◆ **TASK DESCRIPTION**
Each entry below must be repeated exactly, with pictures left out.

* begin INFORMATION SUPPLIED *

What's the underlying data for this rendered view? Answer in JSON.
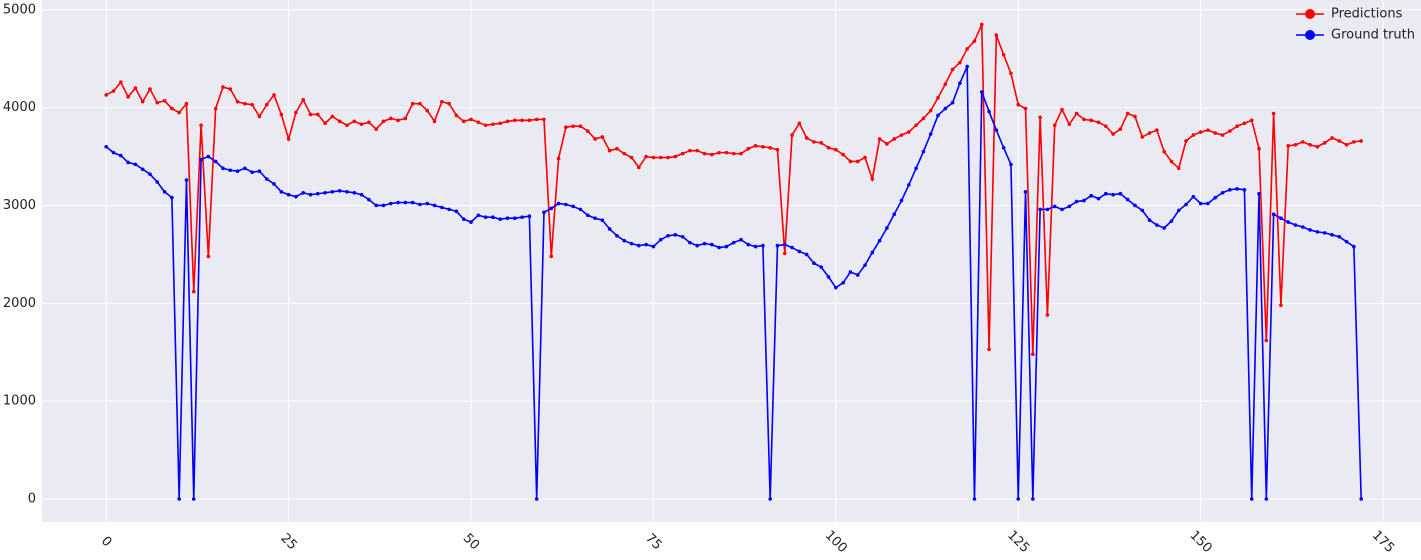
{
  "chart_data": {
    "type": "line",
    "x": [
      0,
      1,
      2,
      3,
      4,
      5,
      6,
      7,
      8,
      9,
      10,
      11,
      12,
      13,
      14,
      15,
      16,
      17,
      18,
      19,
      20,
      21,
      22,
      23,
      24,
      25,
      26,
      27,
      28,
      29,
      30,
      31,
      32,
      33,
      34,
      35,
      36,
      37,
      38,
      39,
      40,
      41,
      42,
      43,
      44,
      45,
      46,
      47,
      48,
      49,
      50,
      51,
      52,
      53,
      54,
      55,
      56,
      57,
      58,
      59,
      60,
      61,
      62,
      63,
      64,
      65,
      66,
      67,
      68,
      69,
      70,
      71,
      72,
      73,
      74,
      75,
      76,
      77,
      78,
      79,
      80,
      81,
      82,
      83,
      84,
      85,
      86,
      87,
      88,
      89,
      90,
      91,
      92,
      93,
      94,
      95,
      96,
      97,
      98,
      99,
      100,
      101,
      102,
      103,
      104,
      105,
      106,
      107,
      108,
      109,
      110,
      111,
      112,
      113,
      114,
      115,
      116,
      117,
      118,
      119,
      120,
      121,
      122,
      123,
      124,
      125,
      126,
      127,
      128,
      129,
      130,
      131,
      132,
      133,
      134,
      135,
      136,
      137,
      138,
      139,
      140,
      141,
      142,
      143,
      144,
      145,
      146,
      147,
      148,
      149,
      150,
      151,
      152,
      153,
      154,
      155,
      156,
      157,
      158,
      159,
      160,
      161,
      162,
      163,
      164,
      165,
      166,
      167,
      168,
      169,
      170,
      171,
      172
    ],
    "series": [
      {
        "name": "Predictions",
        "color": "#ff0000",
        "values": [
          4130,
          4170,
          4260,
          4110,
          4200,
          4060,
          4190,
          4050,
          4070,
          3990,
          3950,
          4040,
          2120,
          3820,
          2480,
          3990,
          4210,
          4190,
          4060,
          4040,
          4030,
          3910,
          4030,
          4130,
          3930,
          3680,
          3950,
          4080,
          3930,
          3930,
          3840,
          3910,
          3860,
          3820,
          3860,
          3830,
          3850,
          3780,
          3860,
          3890,
          3870,
          3890,
          4040,
          4040,
          3970,
          3860,
          4060,
          4040,
          3920,
          3860,
          3880,
          3850,
          3820,
          3830,
          3840,
          3860,
          3870,
          3870,
          3870,
          3880,
          3880,
          2480,
          3480,
          3800,
          3810,
          3810,
          3760,
          3680,
          3700,
          3560,
          3580,
          3530,
          3490,
          3390,
          3500,
          3490,
          3490,
          3490,
          3500,
          3530,
          3560,
          3560,
          3530,
          3520,
          3540,
          3540,
          3530,
          3530,
          3580,
          3610,
          3600,
          3590,
          3570,
          2510,
          3720,
          3840,
          3690,
          3650,
          3640,
          3590,
          3570,
          3520,
          3450,
          3450,
          3490,
          3270,
          3680,
          3630,
          3680,
          3720,
          3750,
          3820,
          3890,
          3970,
          4100,
          4240,
          4390,
          4460,
          4600,
          4680,
          4850,
          1530,
          4740,
          4540,
          4350,
          4030,
          3990,
          1480,
          3900,
          1880,
          3820,
          3980,
          3830,
          3940,
          3880,
          3870,
          3850,
          3810,
          3730,
          3780,
          3940,
          3910,
          3700,
          3740,
          3770,
          3550,
          3450,
          3380,
          3660,
          3720,
          3750,
          3770,
          3740,
          3720,
          3760,
          3810,
          3840,
          3870,
          3580,
          1620,
          3940,
          1980,
          3610,
          3620,
          3650,
          3620,
          3600,
          3640,
          3690,
          3660,
          3620,
          3650,
          3660
        ]
      },
      {
        "name": "Ground truth",
        "color": "#0000ff",
        "values": [
          3600,
          3540,
          3510,
          3440,
          3420,
          3370,
          3320,
          3240,
          3140,
          3080,
          0,
          3260,
          0,
          3470,
          3500,
          3450,
          3380,
          3360,
          3350,
          3380,
          3340,
          3350,
          3270,
          3220,
          3140,
          3110,
          3090,
          3130,
          3110,
          3120,
          3130,
          3140,
          3150,
          3140,
          3130,
          3110,
          3060,
          3000,
          3000,
          3020,
          3030,
          3030,
          3030,
          3010,
          3020,
          3000,
          2980,
          2960,
          2940,
          2860,
          2830,
          2900,
          2880,
          2880,
          2860,
          2870,
          2870,
          2880,
          2890,
          0,
          2930,
          2970,
          3020,
          3010,
          2990,
          2960,
          2900,
          2870,
          2850,
          2760,
          2690,
          2640,
          2610,
          2590,
          2600,
          2580,
          2650,
          2690,
          2700,
          2680,
          2620,
          2590,
          2610,
          2600,
          2570,
          2580,
          2620,
          2650,
          2600,
          2580,
          2590,
          0,
          2590,
          2600,
          2570,
          2530,
          2500,
          2410,
          2370,
          2270,
          2160,
          2210,
          2320,
          2290,
          2390,
          2520,
          2640,
          2770,
          2910,
          3050,
          3210,
          3380,
          3550,
          3730,
          3920,
          3990,
          4050,
          4250,
          4420,
          0,
          4160,
          3960,
          3770,
          3590,
          3420,
          0,
          3140,
          0,
          2960,
          2960,
          2990,
          2960,
          2990,
          3040,
          3050,
          3100,
          3070,
          3120,
          3110,
          3120,
          3060,
          3000,
          2950,
          2850,
          2800,
          2770,
          2840,
          2950,
          3010,
          3090,
          3020,
          3020,
          3080,
          3130,
          3160,
          3170,
          3160,
          0,
          3120,
          0,
          2910,
          2870,
          2830,
          2800,
          2780,
          2750,
          2730,
          2720,
          2700,
          2680,
          2630,
          2580,
          0
        ]
      }
    ],
    "xlim": [
      -8.8,
      180.2
    ],
    "ylim": [
      -235,
      5100
    ],
    "xticks": [
      0,
      25,
      50,
      75,
      100,
      125,
      150,
      175
    ],
    "yticks": [
      0,
      1000,
      2000,
      3000,
      4000,
      5000
    ],
    "grid": true,
    "legend": "upper right"
  }
}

* end INFORMATION SUPPLIED *

◆ **COMPLETE ANSWER**
What's the underlying data for this rendered view? Answer in JSON.
{
  "chart_data": {
    "type": "line",
    "x": [
      0,
      1,
      2,
      3,
      4,
      5,
      6,
      7,
      8,
      9,
      10,
      11,
      12,
      13,
      14,
      15,
      16,
      17,
      18,
      19,
      20,
      21,
      22,
      23,
      24,
      25,
      26,
      27,
      28,
      29,
      30,
      31,
      32,
      33,
      34,
      35,
      36,
      37,
      38,
      39,
      40,
      41,
      42,
      43,
      44,
      45,
      46,
      47,
      48,
      49,
      50,
      51,
      52,
      53,
      54,
      55,
      56,
      57,
      58,
      59,
      60,
      61,
      62,
      63,
      64,
      65,
      66,
      67,
      68,
      69,
      70,
      71,
      72,
      73,
      74,
      75,
      76,
      77,
      78,
      79,
      80,
      81,
      82,
      83,
      84,
      85,
      86,
      87,
      88,
      89,
      90,
      91,
      92,
      93,
      94,
      95,
      96,
      97,
      98,
      99,
      100,
      101,
      102,
      103,
      104,
      105,
      106,
      107,
      108,
      109,
      110,
      111,
      112,
      113,
      114,
      115,
      116,
      117,
      118,
      119,
      120,
      121,
      122,
      123,
      124,
      125,
      126,
      127,
      128,
      129,
      130,
      131,
      132,
      133,
      134,
      135,
      136,
      137,
      138,
      139,
      140,
      141,
      142,
      143,
      144,
      145,
      146,
      147,
      148,
      149,
      150,
      151,
      152,
      153,
      154,
      155,
      156,
      157,
      158,
      159,
      160,
      161,
      162,
      163,
      164,
      165,
      166,
      167,
      168,
      169,
      170,
      171,
      172
    ],
    "series": [
      {
        "name": "Predictions",
        "color": "#ff0000",
        "values": [
          4130,
          4170,
          4260,
          4110,
          4200,
          4060,
          4190,
          4050,
          4070,
          3990,
          3950,
          4040,
          2120,
          3820,
          2480,
          3990,
          4210,
          4190,
          4060,
          4040,
          4030,
          3910,
          4030,
          4130,
          3930,
          3680,
          3950,
          4080,
          3930,
          3930,
          3840,
          3910,
          3860,
          3820,
          3860,
          3830,
          3850,
          3780,
          3860,
          3890,
          3870,
          3890,
          4040,
          4040,
          3970,
          3860,
          4060,
          4040,
          3920,
          3860,
          3880,
          3850,
          3820,
          3830,
          3840,
          3860,
          3870,
          3870,
          3870,
          3880,
          3880,
          2480,
          3480,
          3800,
          3810,
          3810,
          3760,
          3680,
          3700,
          3560,
          3580,
          3530,
          3490,
          3390,
          3500,
          3490,
          3490,
          3490,
          3500,
          3530,
          3560,
          3560,
          3530,
          3520,
          3540,
          3540,
          3530,
          3530,
          3580,
          3610,
          3600,
          3590,
          3570,
          2510,
          3720,
          3840,
          3690,
          3650,
          3640,
          3590,
          3570,
          3520,
          3450,
          3450,
          3490,
          3270,
          3680,
          3630,
          3680,
          3720,
          3750,
          3820,
          3890,
          3970,
          4100,
          4240,
          4390,
          4460,
          4600,
          4680,
          4850,
          1530,
          4740,
          4540,
          4350,
          4030,
          3990,
          1480,
          3900,
          1880,
          3820,
          3980,
          3830,
          3940,
          3880,
          3870,
          3850,
          3810,
          3730,
          3780,
          3940,
          3910,
          3700,
          3740,
          3770,
          3550,
          3450,
          3380,
          3660,
          3720,
          3750,
          3770,
          3740,
          3720,
          3760,
          3810,
          3840,
          3870,
          3580,
          1620,
          3940,
          1980,
          3610,
          3620,
          3650,
          3620,
          3600,
          3640,
          3690,
          3660,
          3620,
          3650,
          3660
        ]
      },
      {
        "name": "Ground truth",
        "color": "#0000ff",
        "values": [
          3600,
          3540,
          3510,
          3440,
          3420,
          3370,
          3320,
          3240,
          3140,
          3080,
          0,
          3260,
          0,
          3470,
          3500,
          3450,
          3380,
          3360,
          3350,
          3380,
          3340,
          3350,
          3270,
          3220,
          3140,
          3110,
          3090,
          3130,
          3110,
          3120,
          3130,
          3140,
          3150,
          3140,
          3130,
          3110,
          3060,
          3000,
          3000,
          3020,
          3030,
          3030,
          3030,
          3010,
          3020,
          3000,
          2980,
          2960,
          2940,
          2860,
          2830,
          2900,
          2880,
          2880,
          2860,
          2870,
          2870,
          2880,
          2890,
          0,
          2930,
          2970,
          3020,
          3010,
          2990,
          2960,
          2900,
          2870,
          2850,
          2760,
          2690,
          2640,
          2610,
          2590,
          2600,
          2580,
          2650,
          2690,
          2700,
          2680,
          2620,
          2590,
          2610,
          2600,
          2570,
          2580,
          2620,
          2650,
          2600,
          2580,
          2590,
          0,
          2590,
          2600,
          2570,
          2530,
          2500,
          2410,
          2370,
          2270,
          2160,
          2210,
          2320,
          2290,
          2390,
          2520,
          2640,
          2770,
          2910,
          3050,
          3210,
          3380,
          3550,
          3730,
          3920,
          3990,
          4050,
          4250,
          4420,
          0,
          4160,
          3960,
          3770,
          3590,
          3420,
          0,
          3140,
          0,
          2960,
          2960,
          2990,
          2960,
          2990,
          3040,
          3050,
          3100,
          3070,
          3120,
          3110,
          3120,
          3060,
          3000,
          2950,
          2850,
          2800,
          2770,
          2840,
          2950,
          3010,
          3090,
          3020,
          3020,
          3080,
          3130,
          3160,
          3170,
          3160,
          0,
          3120,
          0,
          2910,
          2870,
          2830,
          2800,
          2780,
          2750,
          2730,
          2720,
          2700,
          2680,
          2630,
          2580,
          0
        ]
      }
    ],
    "xlim": [
      -8.8,
      180.2
    ],
    "ylim": [
      -235,
      5100
    ],
    "xticks": [
      0,
      25,
      50,
      75,
      100,
      125,
      150,
      175
    ],
    "yticks": [
      0,
      1000,
      2000,
      3000,
      4000,
      5000
    ],
    "grid": true,
    "legend": "upper right"
  }
}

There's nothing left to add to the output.